Set exercise ▸
Every line below that contains "JSON" is to be copied.

Material for the task ▸

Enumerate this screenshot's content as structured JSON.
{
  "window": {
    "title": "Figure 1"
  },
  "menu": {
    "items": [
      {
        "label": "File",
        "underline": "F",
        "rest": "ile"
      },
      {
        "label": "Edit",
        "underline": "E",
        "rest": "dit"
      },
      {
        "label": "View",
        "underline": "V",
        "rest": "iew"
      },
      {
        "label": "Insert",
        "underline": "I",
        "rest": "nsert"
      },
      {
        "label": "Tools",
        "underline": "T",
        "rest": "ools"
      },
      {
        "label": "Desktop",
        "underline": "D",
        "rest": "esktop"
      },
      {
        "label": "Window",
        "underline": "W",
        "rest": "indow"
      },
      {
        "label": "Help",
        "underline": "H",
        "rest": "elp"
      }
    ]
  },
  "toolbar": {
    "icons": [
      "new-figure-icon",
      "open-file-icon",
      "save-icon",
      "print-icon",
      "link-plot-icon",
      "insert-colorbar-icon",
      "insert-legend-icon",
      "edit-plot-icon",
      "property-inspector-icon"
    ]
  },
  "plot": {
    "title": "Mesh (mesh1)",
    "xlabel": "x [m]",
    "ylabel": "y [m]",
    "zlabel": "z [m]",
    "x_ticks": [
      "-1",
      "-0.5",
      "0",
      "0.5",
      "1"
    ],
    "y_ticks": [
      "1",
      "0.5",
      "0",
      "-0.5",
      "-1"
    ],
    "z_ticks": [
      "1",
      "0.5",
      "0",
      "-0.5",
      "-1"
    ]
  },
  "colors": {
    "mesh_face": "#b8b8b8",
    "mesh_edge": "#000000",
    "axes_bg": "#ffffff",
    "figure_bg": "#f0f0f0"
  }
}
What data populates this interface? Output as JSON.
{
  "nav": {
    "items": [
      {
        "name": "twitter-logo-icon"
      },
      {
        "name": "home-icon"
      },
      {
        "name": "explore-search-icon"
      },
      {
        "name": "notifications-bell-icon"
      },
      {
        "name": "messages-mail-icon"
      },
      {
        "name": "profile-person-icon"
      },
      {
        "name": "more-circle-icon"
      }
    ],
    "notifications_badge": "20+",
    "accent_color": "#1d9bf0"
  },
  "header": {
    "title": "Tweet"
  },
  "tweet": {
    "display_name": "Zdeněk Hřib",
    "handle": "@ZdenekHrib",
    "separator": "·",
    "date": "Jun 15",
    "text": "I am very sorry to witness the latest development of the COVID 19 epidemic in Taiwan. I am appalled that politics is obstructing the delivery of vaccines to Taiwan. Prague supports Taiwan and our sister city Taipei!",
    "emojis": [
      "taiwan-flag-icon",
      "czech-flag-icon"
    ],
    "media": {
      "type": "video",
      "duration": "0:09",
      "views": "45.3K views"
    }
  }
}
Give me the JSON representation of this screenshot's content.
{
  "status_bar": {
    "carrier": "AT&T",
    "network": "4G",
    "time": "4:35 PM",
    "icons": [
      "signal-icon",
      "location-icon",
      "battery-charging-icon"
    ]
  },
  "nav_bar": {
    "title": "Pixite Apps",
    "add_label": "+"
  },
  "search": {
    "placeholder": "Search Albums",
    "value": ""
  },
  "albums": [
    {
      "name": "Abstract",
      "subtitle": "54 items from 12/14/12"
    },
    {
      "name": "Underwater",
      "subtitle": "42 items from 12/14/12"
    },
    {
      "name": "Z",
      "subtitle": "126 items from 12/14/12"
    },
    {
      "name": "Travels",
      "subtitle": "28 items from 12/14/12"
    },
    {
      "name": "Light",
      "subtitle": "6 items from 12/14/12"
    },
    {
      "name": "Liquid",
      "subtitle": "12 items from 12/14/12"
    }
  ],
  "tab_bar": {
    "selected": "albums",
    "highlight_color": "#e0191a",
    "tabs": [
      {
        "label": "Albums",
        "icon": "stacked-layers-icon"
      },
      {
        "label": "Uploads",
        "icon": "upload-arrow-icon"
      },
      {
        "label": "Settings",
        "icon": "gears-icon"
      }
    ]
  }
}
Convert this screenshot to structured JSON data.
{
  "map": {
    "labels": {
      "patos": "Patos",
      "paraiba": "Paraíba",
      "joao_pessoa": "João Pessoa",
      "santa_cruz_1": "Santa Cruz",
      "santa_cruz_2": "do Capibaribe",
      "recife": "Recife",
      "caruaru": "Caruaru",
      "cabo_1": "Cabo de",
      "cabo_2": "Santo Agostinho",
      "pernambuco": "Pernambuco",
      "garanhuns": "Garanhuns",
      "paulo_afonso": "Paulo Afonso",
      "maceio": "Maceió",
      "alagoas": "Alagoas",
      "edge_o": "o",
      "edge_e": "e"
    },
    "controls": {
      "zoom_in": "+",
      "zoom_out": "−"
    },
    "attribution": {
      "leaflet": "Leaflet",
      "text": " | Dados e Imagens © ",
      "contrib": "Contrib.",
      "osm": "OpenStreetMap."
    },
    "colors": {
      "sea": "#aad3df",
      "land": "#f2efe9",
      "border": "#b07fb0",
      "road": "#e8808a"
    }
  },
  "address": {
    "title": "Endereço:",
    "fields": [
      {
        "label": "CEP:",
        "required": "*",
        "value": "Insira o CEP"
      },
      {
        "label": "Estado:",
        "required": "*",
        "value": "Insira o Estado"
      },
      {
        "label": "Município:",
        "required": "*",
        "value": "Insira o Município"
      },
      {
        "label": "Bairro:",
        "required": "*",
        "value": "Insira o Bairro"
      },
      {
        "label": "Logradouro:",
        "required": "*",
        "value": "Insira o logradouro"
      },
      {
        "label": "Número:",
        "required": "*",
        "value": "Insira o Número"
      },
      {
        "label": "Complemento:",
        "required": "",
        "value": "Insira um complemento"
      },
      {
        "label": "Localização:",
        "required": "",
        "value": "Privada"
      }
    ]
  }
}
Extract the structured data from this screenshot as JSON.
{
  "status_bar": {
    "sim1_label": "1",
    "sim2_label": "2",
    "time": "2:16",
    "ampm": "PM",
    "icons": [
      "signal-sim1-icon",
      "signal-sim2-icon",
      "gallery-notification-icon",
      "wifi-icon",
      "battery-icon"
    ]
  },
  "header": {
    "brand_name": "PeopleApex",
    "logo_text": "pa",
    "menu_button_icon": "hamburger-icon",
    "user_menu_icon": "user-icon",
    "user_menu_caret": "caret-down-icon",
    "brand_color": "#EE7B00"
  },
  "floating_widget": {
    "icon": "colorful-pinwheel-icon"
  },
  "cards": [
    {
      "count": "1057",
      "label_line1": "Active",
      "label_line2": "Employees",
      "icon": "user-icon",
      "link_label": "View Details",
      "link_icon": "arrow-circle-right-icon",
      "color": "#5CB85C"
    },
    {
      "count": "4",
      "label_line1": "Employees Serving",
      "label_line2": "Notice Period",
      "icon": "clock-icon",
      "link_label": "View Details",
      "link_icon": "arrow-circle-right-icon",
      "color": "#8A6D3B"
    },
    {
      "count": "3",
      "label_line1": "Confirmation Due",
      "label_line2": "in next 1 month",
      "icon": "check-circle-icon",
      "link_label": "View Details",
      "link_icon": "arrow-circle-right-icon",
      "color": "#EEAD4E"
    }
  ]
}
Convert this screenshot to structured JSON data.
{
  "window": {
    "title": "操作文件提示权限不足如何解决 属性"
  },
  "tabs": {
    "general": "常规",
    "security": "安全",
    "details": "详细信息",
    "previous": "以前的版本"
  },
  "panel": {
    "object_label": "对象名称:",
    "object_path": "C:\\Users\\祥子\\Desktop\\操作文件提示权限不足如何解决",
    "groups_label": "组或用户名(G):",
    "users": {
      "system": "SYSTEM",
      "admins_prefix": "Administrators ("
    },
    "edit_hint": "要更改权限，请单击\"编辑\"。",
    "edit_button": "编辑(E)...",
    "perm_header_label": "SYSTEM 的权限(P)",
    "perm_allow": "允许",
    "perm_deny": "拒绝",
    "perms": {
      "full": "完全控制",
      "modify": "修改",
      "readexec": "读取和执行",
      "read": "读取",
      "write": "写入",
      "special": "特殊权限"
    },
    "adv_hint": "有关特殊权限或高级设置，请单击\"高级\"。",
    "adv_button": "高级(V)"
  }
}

Answer to the exercise ▸
Enumerate this screenshot's content as structured JSON.
What data populates this interface? Output as JSON.
Give me the JSON representation of this screenshot's content.
Convert this screenshot to structured JSON data.
Extract the structured data from this screenshot as JSON.
Convert this screenshot to structured JSON data.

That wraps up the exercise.